Records contained in a dataset:
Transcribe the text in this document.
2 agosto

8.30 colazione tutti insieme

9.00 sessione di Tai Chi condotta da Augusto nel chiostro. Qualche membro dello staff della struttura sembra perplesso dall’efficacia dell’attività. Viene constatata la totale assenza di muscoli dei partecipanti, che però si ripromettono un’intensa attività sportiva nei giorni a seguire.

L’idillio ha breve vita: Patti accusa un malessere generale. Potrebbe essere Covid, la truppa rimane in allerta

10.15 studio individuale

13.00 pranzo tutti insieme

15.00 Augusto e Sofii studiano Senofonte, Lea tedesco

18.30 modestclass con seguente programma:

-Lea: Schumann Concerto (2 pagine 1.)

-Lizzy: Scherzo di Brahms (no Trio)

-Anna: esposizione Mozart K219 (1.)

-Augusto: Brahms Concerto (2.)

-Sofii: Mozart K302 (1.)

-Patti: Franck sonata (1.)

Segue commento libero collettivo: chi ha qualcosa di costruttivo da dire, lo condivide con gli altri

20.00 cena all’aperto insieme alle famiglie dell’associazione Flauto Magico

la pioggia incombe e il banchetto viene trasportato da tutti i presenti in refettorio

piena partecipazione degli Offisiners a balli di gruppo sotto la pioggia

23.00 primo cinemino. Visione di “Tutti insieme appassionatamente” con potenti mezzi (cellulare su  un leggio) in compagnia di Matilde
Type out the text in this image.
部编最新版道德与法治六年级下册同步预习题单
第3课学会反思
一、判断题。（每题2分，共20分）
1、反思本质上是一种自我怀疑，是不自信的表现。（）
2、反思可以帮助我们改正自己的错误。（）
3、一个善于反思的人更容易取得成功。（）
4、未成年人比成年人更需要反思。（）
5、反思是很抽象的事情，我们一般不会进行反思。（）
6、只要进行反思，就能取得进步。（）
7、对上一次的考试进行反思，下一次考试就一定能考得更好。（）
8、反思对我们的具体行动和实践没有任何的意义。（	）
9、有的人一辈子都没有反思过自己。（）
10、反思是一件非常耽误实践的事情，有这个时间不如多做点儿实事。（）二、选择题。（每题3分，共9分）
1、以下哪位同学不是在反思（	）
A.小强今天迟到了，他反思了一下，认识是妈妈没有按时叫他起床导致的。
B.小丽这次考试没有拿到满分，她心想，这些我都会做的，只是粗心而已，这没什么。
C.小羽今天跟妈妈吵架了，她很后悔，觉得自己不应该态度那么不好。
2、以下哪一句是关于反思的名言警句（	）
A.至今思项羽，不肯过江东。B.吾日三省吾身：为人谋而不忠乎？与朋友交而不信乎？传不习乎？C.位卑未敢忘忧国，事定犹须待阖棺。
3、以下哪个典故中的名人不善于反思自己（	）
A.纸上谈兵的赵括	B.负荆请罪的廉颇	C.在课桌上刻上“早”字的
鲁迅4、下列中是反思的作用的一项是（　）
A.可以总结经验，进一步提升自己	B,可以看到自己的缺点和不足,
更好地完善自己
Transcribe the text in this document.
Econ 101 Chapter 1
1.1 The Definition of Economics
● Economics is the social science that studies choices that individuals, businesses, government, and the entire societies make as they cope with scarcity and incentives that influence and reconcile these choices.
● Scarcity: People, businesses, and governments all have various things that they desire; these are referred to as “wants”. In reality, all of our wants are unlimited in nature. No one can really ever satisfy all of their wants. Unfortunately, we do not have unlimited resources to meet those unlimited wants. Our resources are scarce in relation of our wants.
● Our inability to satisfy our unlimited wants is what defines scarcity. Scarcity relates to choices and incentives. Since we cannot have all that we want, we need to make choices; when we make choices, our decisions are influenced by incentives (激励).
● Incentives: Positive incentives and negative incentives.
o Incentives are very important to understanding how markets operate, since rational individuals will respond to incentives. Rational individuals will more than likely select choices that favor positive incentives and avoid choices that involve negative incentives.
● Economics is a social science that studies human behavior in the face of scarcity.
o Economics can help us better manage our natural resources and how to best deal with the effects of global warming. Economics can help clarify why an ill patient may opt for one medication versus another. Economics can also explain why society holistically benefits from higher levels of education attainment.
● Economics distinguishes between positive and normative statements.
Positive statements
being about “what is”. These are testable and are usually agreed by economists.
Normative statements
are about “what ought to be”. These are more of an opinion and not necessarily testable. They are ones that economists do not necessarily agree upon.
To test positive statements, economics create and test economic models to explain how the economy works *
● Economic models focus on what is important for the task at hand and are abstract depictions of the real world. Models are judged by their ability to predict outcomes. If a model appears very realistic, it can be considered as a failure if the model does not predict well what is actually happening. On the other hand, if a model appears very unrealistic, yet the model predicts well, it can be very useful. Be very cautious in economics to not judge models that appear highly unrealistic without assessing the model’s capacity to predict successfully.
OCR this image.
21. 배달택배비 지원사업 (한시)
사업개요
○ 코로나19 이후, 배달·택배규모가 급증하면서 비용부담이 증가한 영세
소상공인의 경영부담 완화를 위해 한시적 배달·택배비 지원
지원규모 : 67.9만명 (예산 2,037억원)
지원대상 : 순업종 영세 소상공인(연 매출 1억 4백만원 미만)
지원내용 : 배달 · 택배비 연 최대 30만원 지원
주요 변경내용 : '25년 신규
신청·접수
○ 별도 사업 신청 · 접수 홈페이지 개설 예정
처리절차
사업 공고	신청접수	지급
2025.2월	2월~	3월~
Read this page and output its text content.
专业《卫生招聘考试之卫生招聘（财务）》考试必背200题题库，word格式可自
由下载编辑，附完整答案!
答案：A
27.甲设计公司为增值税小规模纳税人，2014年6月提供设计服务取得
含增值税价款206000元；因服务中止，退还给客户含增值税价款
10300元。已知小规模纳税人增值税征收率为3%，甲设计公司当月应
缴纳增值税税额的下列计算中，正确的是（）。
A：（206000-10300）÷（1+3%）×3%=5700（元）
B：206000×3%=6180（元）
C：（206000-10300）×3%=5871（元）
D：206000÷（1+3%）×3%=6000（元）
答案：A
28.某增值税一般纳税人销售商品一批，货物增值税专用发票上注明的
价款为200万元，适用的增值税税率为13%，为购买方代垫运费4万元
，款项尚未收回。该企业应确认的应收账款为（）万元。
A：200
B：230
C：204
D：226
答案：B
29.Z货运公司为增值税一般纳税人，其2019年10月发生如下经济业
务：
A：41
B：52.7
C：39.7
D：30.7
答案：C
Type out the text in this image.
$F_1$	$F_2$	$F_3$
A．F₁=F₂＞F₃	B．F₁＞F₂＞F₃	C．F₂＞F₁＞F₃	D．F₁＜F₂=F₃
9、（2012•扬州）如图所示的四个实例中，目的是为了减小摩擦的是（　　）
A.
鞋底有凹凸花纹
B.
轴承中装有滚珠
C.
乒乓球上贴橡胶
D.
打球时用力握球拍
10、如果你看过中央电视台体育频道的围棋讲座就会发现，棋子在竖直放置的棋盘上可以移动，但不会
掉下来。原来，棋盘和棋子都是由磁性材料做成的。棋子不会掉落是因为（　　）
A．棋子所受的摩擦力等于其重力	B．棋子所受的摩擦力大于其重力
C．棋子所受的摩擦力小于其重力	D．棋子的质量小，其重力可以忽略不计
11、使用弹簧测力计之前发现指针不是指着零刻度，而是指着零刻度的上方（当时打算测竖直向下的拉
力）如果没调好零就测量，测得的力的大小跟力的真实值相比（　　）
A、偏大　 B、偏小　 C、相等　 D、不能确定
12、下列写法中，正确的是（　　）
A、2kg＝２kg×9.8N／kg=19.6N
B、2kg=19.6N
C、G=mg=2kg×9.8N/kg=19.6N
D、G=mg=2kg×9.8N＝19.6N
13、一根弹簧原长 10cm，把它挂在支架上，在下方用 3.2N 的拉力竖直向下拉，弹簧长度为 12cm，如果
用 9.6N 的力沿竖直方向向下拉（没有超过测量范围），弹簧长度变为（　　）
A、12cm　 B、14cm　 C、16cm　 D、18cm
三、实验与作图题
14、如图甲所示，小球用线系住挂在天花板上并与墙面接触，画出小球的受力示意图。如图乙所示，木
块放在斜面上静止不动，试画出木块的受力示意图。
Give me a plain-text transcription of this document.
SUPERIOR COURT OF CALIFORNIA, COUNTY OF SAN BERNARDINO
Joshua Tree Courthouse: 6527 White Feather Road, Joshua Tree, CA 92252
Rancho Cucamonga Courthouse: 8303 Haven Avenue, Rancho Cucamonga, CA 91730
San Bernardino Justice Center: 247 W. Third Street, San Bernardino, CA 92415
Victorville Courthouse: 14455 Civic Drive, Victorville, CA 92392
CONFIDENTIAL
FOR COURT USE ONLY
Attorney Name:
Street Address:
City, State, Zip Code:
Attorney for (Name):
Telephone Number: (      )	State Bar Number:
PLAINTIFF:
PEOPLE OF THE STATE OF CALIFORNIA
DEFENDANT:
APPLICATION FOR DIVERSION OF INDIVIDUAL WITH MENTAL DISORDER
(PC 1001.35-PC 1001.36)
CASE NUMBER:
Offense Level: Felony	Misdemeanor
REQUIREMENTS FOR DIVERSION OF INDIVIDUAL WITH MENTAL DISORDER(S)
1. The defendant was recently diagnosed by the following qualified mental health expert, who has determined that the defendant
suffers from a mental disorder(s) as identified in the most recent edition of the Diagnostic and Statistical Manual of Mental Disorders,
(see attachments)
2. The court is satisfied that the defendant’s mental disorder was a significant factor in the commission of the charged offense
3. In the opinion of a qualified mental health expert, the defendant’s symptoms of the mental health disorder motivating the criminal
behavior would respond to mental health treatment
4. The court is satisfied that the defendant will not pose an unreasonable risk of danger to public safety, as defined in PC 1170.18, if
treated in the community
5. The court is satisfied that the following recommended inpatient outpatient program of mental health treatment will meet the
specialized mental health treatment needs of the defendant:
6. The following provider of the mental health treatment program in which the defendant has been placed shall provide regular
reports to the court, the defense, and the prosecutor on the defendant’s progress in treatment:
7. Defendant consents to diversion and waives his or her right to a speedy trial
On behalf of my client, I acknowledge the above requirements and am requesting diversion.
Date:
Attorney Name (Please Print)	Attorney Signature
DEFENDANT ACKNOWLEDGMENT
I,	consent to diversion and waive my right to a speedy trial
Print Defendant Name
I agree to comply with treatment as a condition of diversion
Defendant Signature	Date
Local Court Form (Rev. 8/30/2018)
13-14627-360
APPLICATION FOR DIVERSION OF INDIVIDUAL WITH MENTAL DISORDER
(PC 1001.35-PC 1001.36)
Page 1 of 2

What the exercise asks:
Look through the entries above and list every line containing "meet".

Output for this exercise:
● Scarcity: People, businesses, and governments all have various things that they desire; these are referred to as “wants”. In reality, all of our wants are unlimited in nature. No one can really ever satisfy all of their wants. Unfortunately, we do not have unlimited resources to meet those unlimited wants. Our resources are scarce in relation of our wants.
5. The court is satisfied that the following recommended inpatient outpatient program of mental health treatment will meet the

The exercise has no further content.